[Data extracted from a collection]
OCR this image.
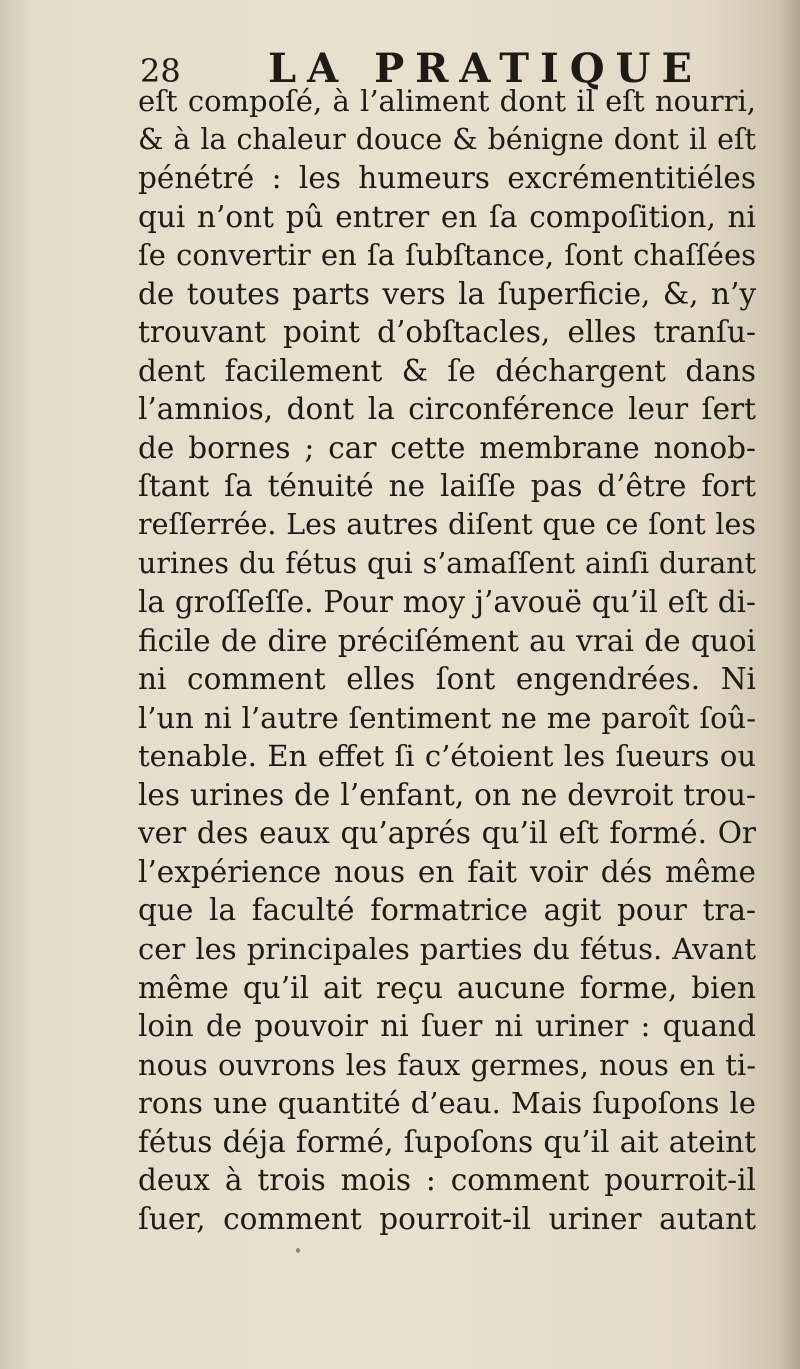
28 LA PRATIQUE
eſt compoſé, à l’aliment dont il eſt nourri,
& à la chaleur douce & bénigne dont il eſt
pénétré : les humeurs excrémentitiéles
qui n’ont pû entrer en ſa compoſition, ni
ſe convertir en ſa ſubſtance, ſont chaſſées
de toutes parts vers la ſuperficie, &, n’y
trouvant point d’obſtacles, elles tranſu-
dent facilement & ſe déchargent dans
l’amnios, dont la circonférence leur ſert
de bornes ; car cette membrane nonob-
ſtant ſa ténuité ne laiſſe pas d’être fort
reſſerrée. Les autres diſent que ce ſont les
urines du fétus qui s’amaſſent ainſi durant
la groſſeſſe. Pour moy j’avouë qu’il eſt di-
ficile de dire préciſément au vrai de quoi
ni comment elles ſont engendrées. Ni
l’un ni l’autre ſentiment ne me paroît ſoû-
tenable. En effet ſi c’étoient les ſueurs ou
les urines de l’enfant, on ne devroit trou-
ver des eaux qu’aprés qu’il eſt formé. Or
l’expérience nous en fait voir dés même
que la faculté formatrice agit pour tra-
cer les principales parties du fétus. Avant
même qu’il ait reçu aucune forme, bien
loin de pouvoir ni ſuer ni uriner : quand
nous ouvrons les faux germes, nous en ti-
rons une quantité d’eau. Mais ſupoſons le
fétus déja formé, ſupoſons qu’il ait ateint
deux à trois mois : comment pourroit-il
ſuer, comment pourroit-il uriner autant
* * *
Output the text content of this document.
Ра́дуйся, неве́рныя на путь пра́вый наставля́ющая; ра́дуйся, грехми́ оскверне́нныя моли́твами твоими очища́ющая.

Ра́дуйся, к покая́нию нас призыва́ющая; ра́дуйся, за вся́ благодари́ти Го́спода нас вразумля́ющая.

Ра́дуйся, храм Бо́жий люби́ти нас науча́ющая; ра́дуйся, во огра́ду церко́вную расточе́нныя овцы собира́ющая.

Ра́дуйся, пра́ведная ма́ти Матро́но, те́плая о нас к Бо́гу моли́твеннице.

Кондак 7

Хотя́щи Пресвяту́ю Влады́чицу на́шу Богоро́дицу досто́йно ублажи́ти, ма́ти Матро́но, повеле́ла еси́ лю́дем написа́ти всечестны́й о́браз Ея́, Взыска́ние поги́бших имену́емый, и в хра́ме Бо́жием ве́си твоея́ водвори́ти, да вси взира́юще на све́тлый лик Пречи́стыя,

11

### EXERCISE INSTRUCTIONS
Your answer should be one number: how many lines in the material above contain the string "fétus".

### REPLY
3